* _WHAT IS EXPECTED_
Please copy the following records word for word.

[Data listing]
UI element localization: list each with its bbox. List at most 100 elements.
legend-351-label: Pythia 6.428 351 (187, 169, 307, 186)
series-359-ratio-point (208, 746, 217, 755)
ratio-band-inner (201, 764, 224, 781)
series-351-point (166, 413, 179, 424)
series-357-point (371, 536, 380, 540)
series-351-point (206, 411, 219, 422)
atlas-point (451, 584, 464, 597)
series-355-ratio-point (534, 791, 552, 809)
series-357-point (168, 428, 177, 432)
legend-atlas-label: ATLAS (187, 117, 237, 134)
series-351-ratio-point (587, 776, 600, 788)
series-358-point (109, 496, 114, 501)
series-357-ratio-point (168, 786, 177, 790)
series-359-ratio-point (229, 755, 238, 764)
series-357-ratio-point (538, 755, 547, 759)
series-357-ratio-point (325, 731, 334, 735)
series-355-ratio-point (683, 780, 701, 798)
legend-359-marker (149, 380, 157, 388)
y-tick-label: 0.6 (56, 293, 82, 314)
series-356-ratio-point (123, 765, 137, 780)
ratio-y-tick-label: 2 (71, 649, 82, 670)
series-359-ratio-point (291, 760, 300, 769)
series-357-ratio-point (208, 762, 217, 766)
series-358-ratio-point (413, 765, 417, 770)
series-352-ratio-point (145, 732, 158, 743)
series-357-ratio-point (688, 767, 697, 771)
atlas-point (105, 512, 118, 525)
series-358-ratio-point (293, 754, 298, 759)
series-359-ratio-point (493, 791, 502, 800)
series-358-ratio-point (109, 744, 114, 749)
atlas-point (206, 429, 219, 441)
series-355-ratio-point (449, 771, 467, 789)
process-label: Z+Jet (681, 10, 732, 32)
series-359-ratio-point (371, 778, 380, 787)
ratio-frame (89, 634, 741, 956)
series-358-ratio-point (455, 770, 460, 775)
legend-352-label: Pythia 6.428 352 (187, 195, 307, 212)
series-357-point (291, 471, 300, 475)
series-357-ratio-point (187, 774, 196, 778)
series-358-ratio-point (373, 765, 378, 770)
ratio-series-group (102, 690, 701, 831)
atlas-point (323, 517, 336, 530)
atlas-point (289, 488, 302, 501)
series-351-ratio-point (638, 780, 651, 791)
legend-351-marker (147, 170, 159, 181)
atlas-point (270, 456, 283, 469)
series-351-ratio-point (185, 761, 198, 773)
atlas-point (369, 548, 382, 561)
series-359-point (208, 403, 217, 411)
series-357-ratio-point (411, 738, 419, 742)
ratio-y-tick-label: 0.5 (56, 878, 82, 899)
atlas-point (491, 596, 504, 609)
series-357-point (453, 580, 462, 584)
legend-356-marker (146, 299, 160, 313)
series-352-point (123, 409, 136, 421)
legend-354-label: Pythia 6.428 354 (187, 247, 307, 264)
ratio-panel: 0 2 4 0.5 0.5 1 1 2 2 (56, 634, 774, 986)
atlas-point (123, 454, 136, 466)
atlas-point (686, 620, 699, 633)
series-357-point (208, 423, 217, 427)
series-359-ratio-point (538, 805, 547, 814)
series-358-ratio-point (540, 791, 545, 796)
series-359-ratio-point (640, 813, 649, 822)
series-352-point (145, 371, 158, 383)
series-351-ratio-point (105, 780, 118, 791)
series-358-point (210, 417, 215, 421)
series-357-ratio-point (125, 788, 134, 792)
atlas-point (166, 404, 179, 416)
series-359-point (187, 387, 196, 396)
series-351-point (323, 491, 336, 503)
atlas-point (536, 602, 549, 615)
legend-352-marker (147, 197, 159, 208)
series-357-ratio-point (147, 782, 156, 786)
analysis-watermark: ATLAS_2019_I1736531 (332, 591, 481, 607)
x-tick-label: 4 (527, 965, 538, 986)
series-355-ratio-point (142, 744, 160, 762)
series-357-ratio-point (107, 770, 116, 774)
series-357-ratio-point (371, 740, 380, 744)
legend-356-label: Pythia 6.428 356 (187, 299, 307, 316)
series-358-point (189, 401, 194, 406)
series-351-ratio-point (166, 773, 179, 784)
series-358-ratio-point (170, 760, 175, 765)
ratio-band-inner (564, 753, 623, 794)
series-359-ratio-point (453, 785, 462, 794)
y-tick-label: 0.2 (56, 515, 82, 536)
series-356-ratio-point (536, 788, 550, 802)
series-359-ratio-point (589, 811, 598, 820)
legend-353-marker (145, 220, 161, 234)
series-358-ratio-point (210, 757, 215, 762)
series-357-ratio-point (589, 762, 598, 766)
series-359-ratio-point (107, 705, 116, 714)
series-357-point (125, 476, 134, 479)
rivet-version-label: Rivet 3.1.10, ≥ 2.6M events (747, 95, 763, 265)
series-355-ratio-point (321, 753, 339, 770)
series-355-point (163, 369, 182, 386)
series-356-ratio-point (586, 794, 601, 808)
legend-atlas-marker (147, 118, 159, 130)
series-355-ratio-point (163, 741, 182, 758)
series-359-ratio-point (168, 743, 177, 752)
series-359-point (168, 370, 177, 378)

* _SOLVED PROBLEM_
UI element localization: list each with its bbox. List at most 100 elements.
legend-351-label: Pythia 6.428 351 (187, 169, 307, 186)
series-359-ratio-point (208, 746, 217, 755)
ratio-band-inner (201, 764, 224, 781)
series-351-point (166, 413, 179, 424)
series-357-point (371, 536, 380, 540)
series-351-point (206, 411, 219, 422)
atlas-point (451, 584, 464, 597)
series-355-ratio-point (534, 791, 552, 809)
series-357-point (168, 428, 177, 432)
legend-atlas-label: ATLAS (187, 117, 237, 134)
series-351-ratio-point (587, 776, 600, 788)
series-358-point (109, 496, 114, 501)
series-357-ratio-point (168, 786, 177, 790)
series-359-ratio-point (229, 755, 238, 764)
series-357-ratio-point (538, 755, 547, 759)
series-357-ratio-point (325, 731, 334, 735)
series-355-ratio-point (683, 780, 701, 798)
legend-359-marker (149, 380, 157, 388)
y-tick-label: 0.6 (56, 293, 82, 314)
series-356-ratio-point (123, 765, 137, 780)
ratio-y-tick-label: 2 (71, 649, 82, 670)
series-359-ratio-point (291, 760, 300, 769)
series-357-ratio-point (208, 762, 217, 766)
series-358-ratio-point (413, 765, 417, 770)
series-352-ratio-point (145, 732, 158, 743)
series-357-ratio-point (688, 767, 697, 771)
atlas-point (105, 512, 118, 525)
series-358-ratio-point (293, 754, 298, 759)
series-359-ratio-point (493, 791, 502, 800)
series-358-ratio-point (109, 744, 114, 749)
atlas-point (206, 429, 219, 441)
series-355-ratio-point (449, 771, 467, 789)
process-label: Z+Jet (681, 10, 732, 32)
series-359-ratio-point (371, 778, 380, 787)
ratio-frame (89, 634, 741, 956)
series-358-ratio-point (455, 770, 460, 775)
legend-352-label: Pythia 6.428 352 (187, 195, 307, 212)
series-357-point (291, 471, 300, 475)
series-357-ratio-point (187, 774, 196, 778)
series-358-ratio-point (373, 765, 378, 770)
ratio-series-group (102, 690, 701, 831)
atlas-point (323, 517, 336, 530)
atlas-point (289, 488, 302, 501)
series-351-ratio-point (638, 780, 651, 791)
legend-351-marker (147, 170, 159, 181)
atlas-point (270, 456, 283, 469)
series-351-ratio-point (185, 761, 198, 773)
atlas-point (369, 548, 382, 561)
series-359-point (208, 403, 217, 411)
series-357-ratio-point (411, 738, 419, 742)
ratio-y-tick-label: 0.5 (56, 878, 82, 899)
atlas-point (491, 596, 504, 609)
series-357-point (453, 580, 462, 584)
legend-356-marker (146, 299, 160, 313)
series-352-point (123, 409, 136, 421)
legend-354-label: Pythia 6.428 354 (187, 247, 307, 264)
ratio-panel: 0 2 4 0.5 0.5 1 1 2 2 (56, 634, 774, 986)
atlas-point (123, 454, 136, 466)
atlas-point (686, 620, 699, 633)
series-357-point (208, 423, 217, 427)
series-359-ratio-point (538, 805, 547, 814)
series-358-ratio-point (540, 791, 545, 796)
series-359-ratio-point (640, 813, 649, 822)
series-352-point (145, 371, 158, 383)
series-351-ratio-point (105, 780, 118, 791)
series-358-point (210, 417, 215, 421)
series-357-ratio-point (125, 788, 134, 792)
atlas-point (166, 404, 179, 416)
series-359-point (187, 387, 196, 396)
series-351-point (323, 491, 336, 503)
atlas-point (536, 602, 549, 615)
legend-352-marker (147, 197, 159, 208)
series-357-ratio-point (147, 782, 156, 786)
analysis-watermark: ATLAS_2019_I1736531 (332, 591, 481, 607)
x-tick-label: 4 (527, 965, 538, 986)
series-355-ratio-point (142, 744, 160, 762)
series-357-ratio-point (107, 770, 116, 774)
series-357-ratio-point (371, 740, 380, 744)
legend-356-label: Pythia 6.428 356 (187, 299, 307, 316)
series-358-point (189, 401, 194, 406)
series-351-ratio-point (166, 773, 179, 784)
series-358-ratio-point (170, 760, 175, 765)
ratio-band-inner (564, 753, 623, 794)
series-359-ratio-point (453, 785, 462, 794)
y-tick-label: 0.2 (56, 515, 82, 536)
series-356-ratio-point (536, 788, 550, 802)
series-359-ratio-point (589, 811, 598, 820)
legend-353-marker (145, 220, 161, 234)
series-358-ratio-point (210, 757, 215, 762)
series-357-ratio-point (589, 762, 598, 766)
series-359-ratio-point (107, 705, 116, 714)
series-357-point (125, 476, 134, 479)
rivet-version-label: Rivet 3.1.10, ≥ 2.6M events (747, 95, 763, 265)
series-355-ratio-point (321, 753, 339, 770)
series-355-point (163, 369, 182, 386)
series-356-ratio-point (586, 794, 601, 808)
legend-atlas-marker (147, 118, 159, 130)
series-355-ratio-point (163, 741, 182, 758)
series-359-ratio-point (168, 743, 177, 752)
series-359-point (168, 370, 177, 378)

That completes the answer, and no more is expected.